▶ **Data records**
______________________________

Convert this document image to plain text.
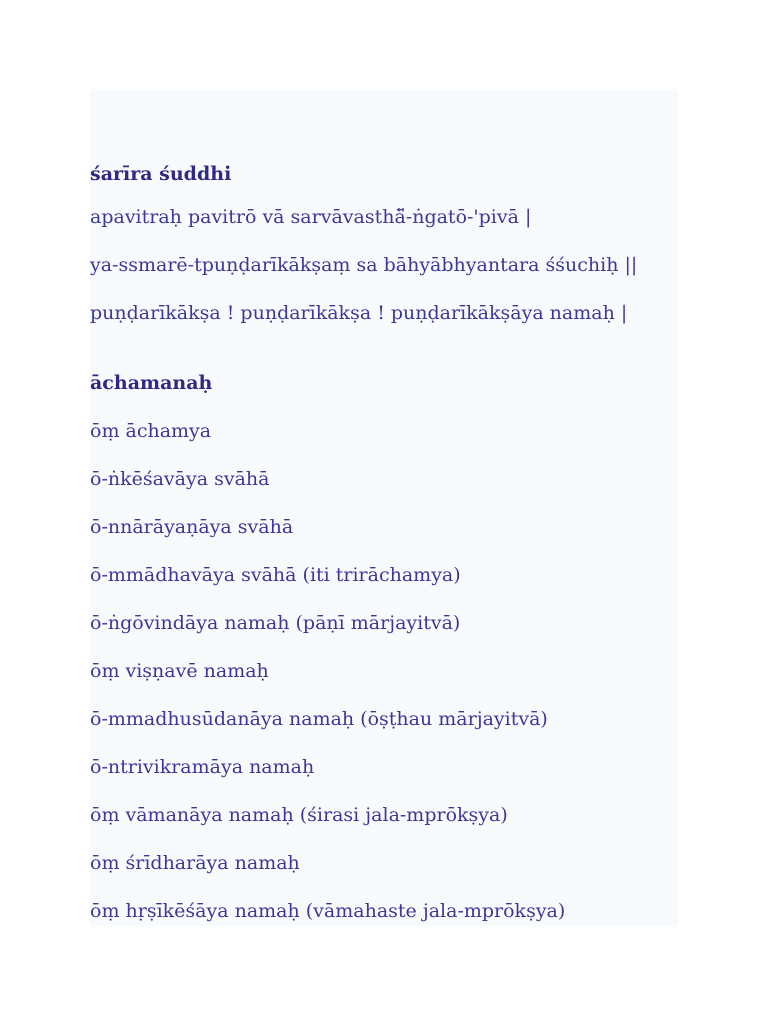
śarīra śuddhi

apavitraḥ pavitrō vā sarvāvasthā̎-ṅgatō-'pivā |

ya-ssmarē-tpuṇḍarīkākṣaṃ sa bāhyābhyantara śśuchiḥ ||

puṇḍarīkākṣa ! puṇḍarīkākṣa ! puṇḍarīkākṣāya namaḥ |

āchamanaḥ

ōṃ āchamya

ō-ṅkēśavāya svāhā

ō-nnārāyaṇāya svāhā

ō-mmādhavāya svāhā (iti trirāchamya)

ō-ṅgōvindāya namaḥ (pāṇī mārjayitvā)

ōṃ viṣṇavē namaḥ

ō-mmadhusūdanāya namaḥ (ōṣṭhau mārjayitvā)

ō-ntrivikramāya namaḥ

ōṃ vāmanāya namaḥ (śirasi jala-mprōkṣya)

ōṃ śrīdharāya namaḥ

ōṃ hṛṣīkēśāya namaḥ (vāmahaste jala-mprōkṣya)
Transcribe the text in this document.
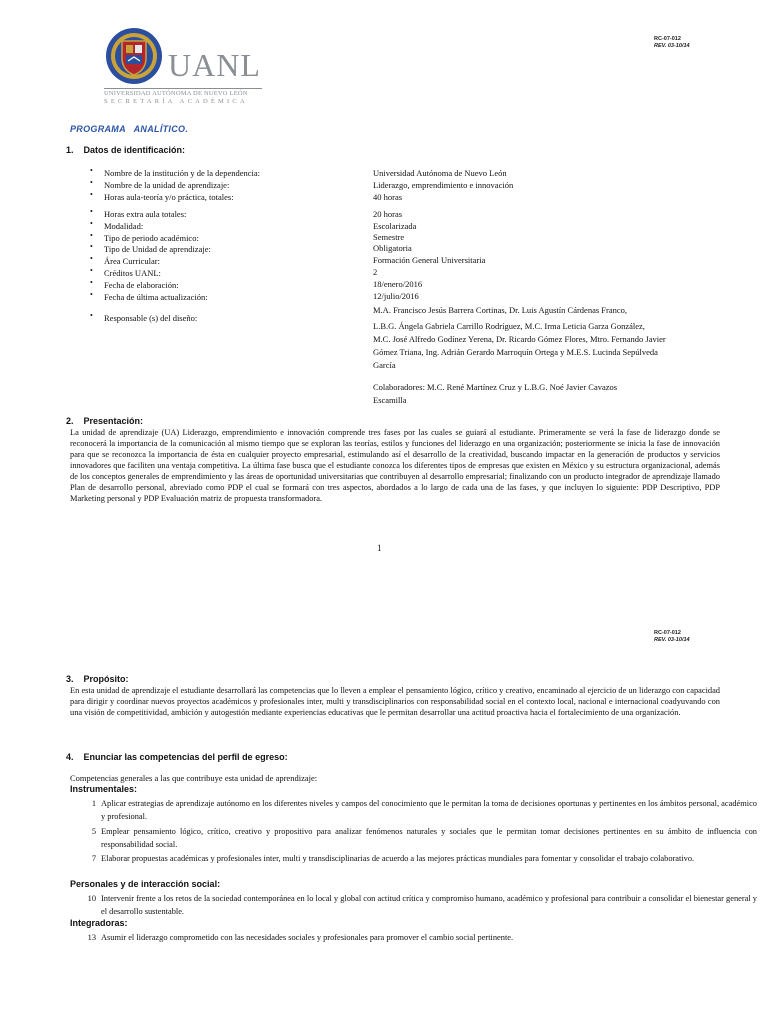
UANL
UNIVERSIDAD AUTÓNOMA DE NUEVO LEÓN
SECRETARÍA ACADÉMICA
RC-07-012
REV. 03-10/14
PROGRAMA   ANALÍTICO.
1.    Datos de identificación:
• Nombre de la institución y de la dependencia:	Universidad Autónoma de Nuevo León
• Nombre de la unidad de aprendizaje:	Liderazgo, emprendimiento e innovación
• Horas aula-teoría y/o práctica, totales:	40 horas
• Horas extra aula totales:	20 horas
• Modalidad:	Escolarizada
• Tipo de periodo académico:	Semestre
• Tipo de Unidad de aprendizaje:	Obligatoria
• Área Curricular:	Formación General Universitaria
• Créditos UANL:	2
• Fecha de elaboración:	18/enero/2016
• Fecha de última actualización:	12/julio/2016
• Responsable (s) del diseño:
M.A. Francisco Jesús Barrera Cortinas, Dr. Luis Agustín Cárdenas Franco,
L.B.G. Ángela Gabriela Carrillo Rodríguez, M.C. Irma Leticia Garza González,
M.C. José Alfredo Godínez Yerena, Dr. Ricardo Gómez Flores, Mtro. Fernando Javier
Gómez Triana, Ing. Adrián Gerardo Marroquín Ortega y M.E.S. Lucinda Sepúlveda
García
Colaboradores: M.C. René Martínez Cruz y L.B.G. Noé Javier Cavazos
Escamilla
2.    Presentación:
La unidad de aprendizaje (UA) Liderazgo, emprendimiento e innovación comprende tres fases por las cuales se guiará al estudiante. Primeramente se verá la fase de liderazgo donde se reconocerá la importancia de la comunicación al mismo tiempo que se exploran las teorías, estilos y funciones del liderazgo en una organización; posteriormente se inicia la fase de innovación para que se reconozca la importancia de ésta en cualquier proyecto empresarial, estimulando así el desarrollo de la creatividad, buscando impactar en la generación de productos y servicios innovadores que faciliten una ventaja competitiva. La última fase busca que el estudiante conozca los diferentes tipos de empresas que existen en México y su estructura organizacional, además de los conceptos generales de emprendimiento y las áreas de oportunidad universitarias que contribuyen al desarrollo empresarial; finalizando con un producto integrador de aprendizaje llamado Plan de desarrollo personal, abreviado como PDP el cual se formará con tres aspectos, abordados a lo largo de cada una de las fases, y que incluyen lo siguiente: PDP Descriptivo, PDP Marketing personal y PDP Evaluación matriz de propuesta transformadora.
1
RC-07-012
REV. 03-10/14
3.    Propósito:
En esta unidad de aprendizaje el estudiante desarrollará las competencias que lo lleven a emplear el pensamiento lógico, crítico y creativo, encaminado al ejercicio de un liderazgo con capacidad para dirigir y coordinar nuevos proyectos académicos y profesionales inter, multi y transdisciplinarios con responsabilidad social en el contexto local, nacional e internacional coadyuvando con una visión de competitividad, ambición y autogestión mediante experiencias educativas que le permitan desarrollar una actitud proactiva hacia el fortalecimiento de una organización.
4.    Enunciar las competencias del perfil de egreso:
Competencias generales a las que contribuye esta unidad de aprendizaje:
Instrumentales:
1 Aplicar estrategias de aprendizaje autónomo en los diferentes niveles y campos del conocimiento que le permitan la toma de decisiones oportunas y pertinentes en los ámbitos personal, académico y profesional.
5 Emplear pensamiento lógico, crítico, creativo y propositivo para analizar fenómenos naturales y sociales que le permitan tomar decisiones pertinentes en su ámbito de influencia con responsabilidad social.
7 Elaborar propuestas académicas y profesionales inter, multi y transdisciplinarias de acuerdo a las mejores prácticas mundiales para fomentar y consolidar el trabajo colaborativo.
Personales y de interacción social:
10 Intervenir frente a los retos de la sociedad contemporánea en lo local y global con actitud crítica y compromiso humano, académico y profesional para contribuir a consolidar el bienestar general y el desarrollo sustentable.
Integradoras:
13 Asumir el liderazgo comprometido con las necesidades sociales y profesionales para promover el cambio social pertinente.
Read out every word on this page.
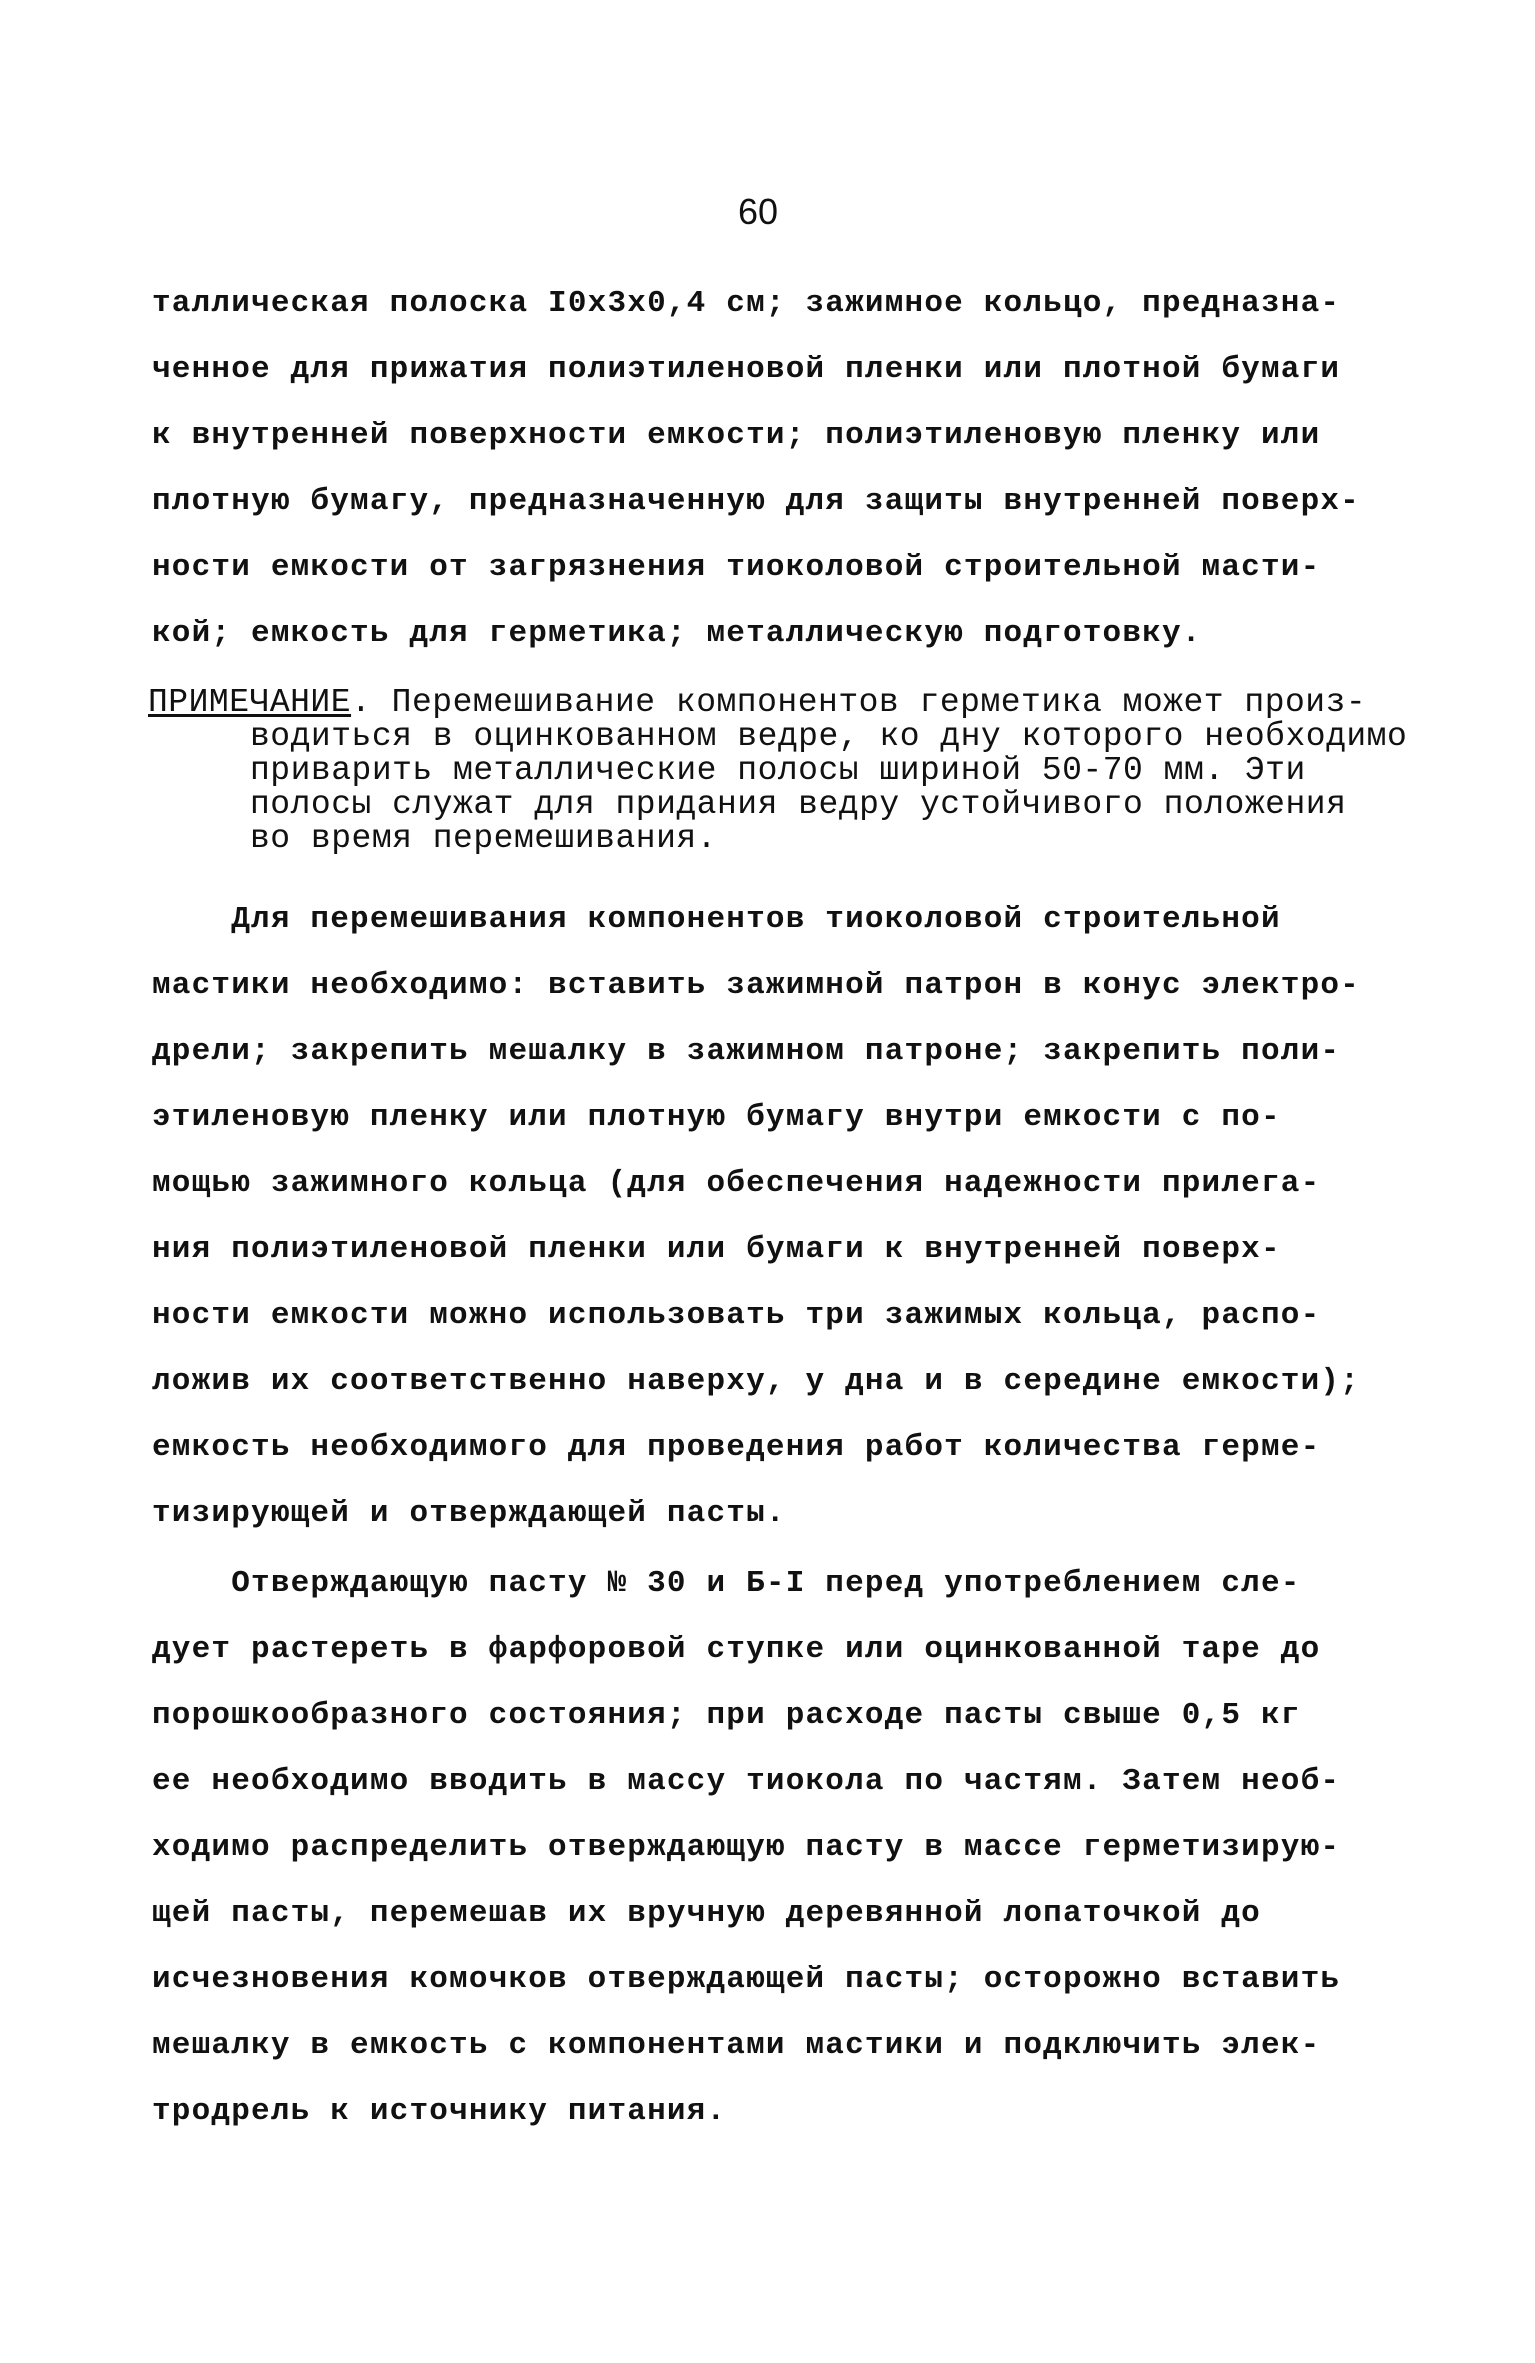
60
таллическая полоска I0х3х0,4 см; зажимное кольцо, предназна-
ченное для прижатия полиэтиленовой пленки или плотной бумаги
к внутренней поверхности емкости; полиэтиленовую пленку или
плотную бумагу, предназначенную для защиты внутренней поверх-
ности емкости от загрязнения тиоколовой строительной масти-
кой; емкость для герметика; металлическую подготовку.
ПРИМЕЧАНИЕ. Перемешивание компонентов герметика может произ-
водиться в оцинкованном ведре, ко дну которого необходимо
приварить металлические полосы шириной 50-70 мм. Эти
полосы служат для придания ведру устойчивого положения
во время перемешивания.
Для перемешивания компонентов тиоколовой строительной
мастики необходимо: вставить зажимной патрон в конус электро-
дрели; закрепить мешалку в зажимном патроне; закрепить поли-
этиленовую пленку или плотную бумагу внутри емкости с по-
мощью зажимного кольца (для обеспечения надежности прилега-
ния полиэтиленовой пленки или бумаги к внутренней поверх-
ности емкости можно использовать три зажимых кольца, распо-
ложив их соответственно наверху, у дна и в середине емкости);
емкость необходимого для проведения работ количества герме-
тизирующей и отверждающей пасты.
Отверждающую пасту № 30 и Б-I перед употреблением сле-
дует растереть в фарфоровой ступке или оцинкованной таре до
порошкообразного состояния; при расходе пасты свыше 0,5 кг
ее необходимо вводить в массу тиокола по частям. Затем необ-
ходимо распределить отверждающую пасту в массе герметизирую-
щей пасты, перемешав их вручную деревянной лопаточкой до
исчезновения комочков отверждающей пасты; осторожно вставить
мешалку в емкость с компонентами мастики и подключить элек-
тродрель к источнику питания.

______________________________

▶ **What this task involves**
Give an exact reproduction of every line, leaving out any picture.

▶ **Answer**
Convert this document image to plain text.
śarīra śuddhi

apavitraḥ pavitrō vā sarvāvasthā̎-ṅgatō-'pivā |

ya-ssmarē-tpuṇḍarīkākṣaṃ sa bāhyābhyantara śśuchiḥ ||

puṇḍarīkākṣa ! puṇḍarīkākṣa ! puṇḍarīkākṣāya namaḥ |

āchamanaḥ

ōṃ āchamya

ō-ṅkēśavāya svāhā

ō-nnārāyaṇāya svāhā

ō-mmādhavāya svāhā (iti trirāchamya)

ō-ṅgōvindāya namaḥ (pāṇī mārjayitvā)

ōṃ viṣṇavē namaḥ

ō-mmadhusūdanāya namaḥ (ōṣṭhau mārjayitvā)

ō-ntrivikramāya namaḥ

ōṃ vāmanāya namaḥ (śirasi jala-mprōkṣya)

ōṃ śrīdharāya namaḥ

ōṃ hṛṣīkēśāya namaḥ (vāmahaste jala-mprōkṣya)
Transcribe the text in this document.
UANL
UNIVERSIDAD AUTÓNOMA DE NUEVO LEÓN
SECRETARÍA ACADÉMICA
RC-07-012
REV. 03-10/14
PROGRAMA   ANALÍTICO.
1.    Datos de identificación:
• Nombre de la institución y de la dependencia:	Universidad Autónoma de Nuevo León
• Nombre de la unidad de aprendizaje:	Liderazgo, emprendimiento e innovación
• Horas aula-teoría y/o práctica, totales:	40 horas
• Horas extra aula totales:	20 horas
• Modalidad:	Escolarizada
• Tipo de periodo académico:	Semestre
• Tipo de Unidad de aprendizaje:	Obligatoria
• Área Curricular:	Formación General Universitaria
• Créditos UANL:	2
• Fecha de elaboración:	18/enero/2016
• Fecha de última actualización:	12/julio/2016
• Responsable (s) del diseño:
M.A. Francisco Jesús Barrera Cortinas, Dr. Luis Agustín Cárdenas Franco,
L.B.G. Ángela Gabriela Carrillo Rodríguez, M.C. Irma Leticia Garza González,
M.C. José Alfredo Godínez Yerena, Dr. Ricardo Gómez Flores, Mtro. Fernando Javier
Gómez Triana, Ing. Adrián Gerardo Marroquín Ortega y M.E.S. Lucinda Sepúlveda
García
Colaboradores: M.C. René Martínez Cruz y L.B.G. Noé Javier Cavazos
Escamilla
2.    Presentación:
La unidad de aprendizaje (UA) Liderazgo, emprendimiento e innovación comprende tres fases por las cuales se guiará al estudiante. Primeramente se verá la fase de liderazgo donde se reconocerá la importancia de la comunicación al mismo tiempo que se exploran las teorías, estilos y funciones del liderazgo en una organización; posteriormente se inicia la fase de innovación para que se reconozca la importancia de ésta en cualquier proyecto empresarial, estimulando así el desarrollo de la creatividad, buscando impactar en la generación de productos y servicios innovadores que faciliten una ventaja competitiva. La última fase busca que el estudiante conozca los diferentes tipos de empresas que existen en México y su estructura organizacional, además de los conceptos generales de emprendimiento y las áreas de oportunidad universitarias que contribuyen al desarrollo empresarial; finalizando con un producto integrador de aprendizaje llamado Plan de desarrollo personal, abreviado como PDP el cual se formará con tres aspectos, abordados a lo largo de cada una de las fases, y que incluyen lo siguiente: PDP Descriptivo, PDP Marketing personal y PDP Evaluación matriz de propuesta transformadora.
1
RC-07-012
REV. 03-10/14
3.    Propósito:
En esta unidad de aprendizaje el estudiante desarrollará las competencias que lo lleven a emplear el pensamiento lógico, crítico y creativo, encaminado al ejercicio de un liderazgo con capacidad para dirigir y coordinar nuevos proyectos académicos y profesionales inter, multi y transdisciplinarios con responsabilidad social en el contexto local, nacional e internacional coadyuvando con una visión de competitividad, ambición y autogestión mediante experiencias educativas que le permitan desarrollar una actitud proactiva hacia el fortalecimiento de una organización.
4.    Enunciar las competencias del perfil de egreso:
Competencias generales a las que contribuye esta unidad de aprendizaje:
Instrumentales:
1 Aplicar estrategias de aprendizaje autónomo en los diferentes niveles y campos del conocimiento que le permitan la toma de decisiones oportunas y pertinentes en los ámbitos personal, académico y profesional.
5 Emplear pensamiento lógico, crítico, creativo y propositivo para analizar fenómenos naturales y sociales que le permitan tomar decisiones pertinentes en su ámbito de influencia con responsabilidad social.
7 Elaborar propuestas académicas y profesionales inter, multi y transdisciplinarias de acuerdo a las mejores prácticas mundiales para fomentar y consolidar el trabajo colaborativo.
Personales y de interacción social:
10 Intervenir frente a los retos de la sociedad contemporánea en lo local y global con actitud crítica y compromiso humano, académico y profesional para contribuir a consolidar el bienestar general y el desarrollo sustentable.
Integradoras:
13 Asumir el liderazgo comprometido con las necesidades sociales y profesionales para promover el cambio social pertinente.
Read out every word on this page.
60
таллическая полоска I0х3х0,4 см; зажимное кольцо, предназна-
ченное для прижатия полиэтиленовой пленки или плотной бумаги
к внутренней поверхности емкости; полиэтиленовую пленку или
плотную бумагу, предназначенную для защиты внутренней поверх-
ности емкости от загрязнения тиоколовой строительной масти-
кой; емкость для герметика; металлическую подготовку.
ПРИМЕЧАНИЕ. Перемешивание компонентов герметика может произ-
водиться в оцинкованном ведре, ко дну которого необходимо
приварить металлические полосы шириной 50-70 мм. Эти
полосы служат для придания ведру устойчивого положения
во время перемешивания.
Для перемешивания компонентов тиоколовой строительной
мастики необходимо: вставить зажимной патрон в конус электро-
дрели; закрепить мешалку в зажимном патроне; закрепить поли-
этиленовую пленку или плотную бумагу внутри емкости с по-
мощью зажимного кольца (для обеспечения надежности прилега-
ния полиэтиленовой пленки или бумаги к внутренней поверх-
ности емкости можно использовать три зажимых кольца, распо-
ложив их соответственно наверху, у дна и в середине емкости);
емкость необходимого для проведения работ количества герме-
тизирующей и отверждающей пасты.
Отверждающую пасту № 30 и Б-I перед употреблением сле-
дует растереть в фарфоровой ступке или оцинкованной таре до
порошкообразного состояния; при расходе пасты свыше 0,5 кг
ее необходимо вводить в массу тиокола по частям. Затем необ-
ходимо распределить отверждающую пасту в массе герметизирую-
щей пасты, перемешав их вручную деревянной лопаточкой до
исчезновения комочков отверждающей пасты; осторожно вставить
мешалку в емкость с компонентами мастики и подключить элек-
тродрель к источнику питания.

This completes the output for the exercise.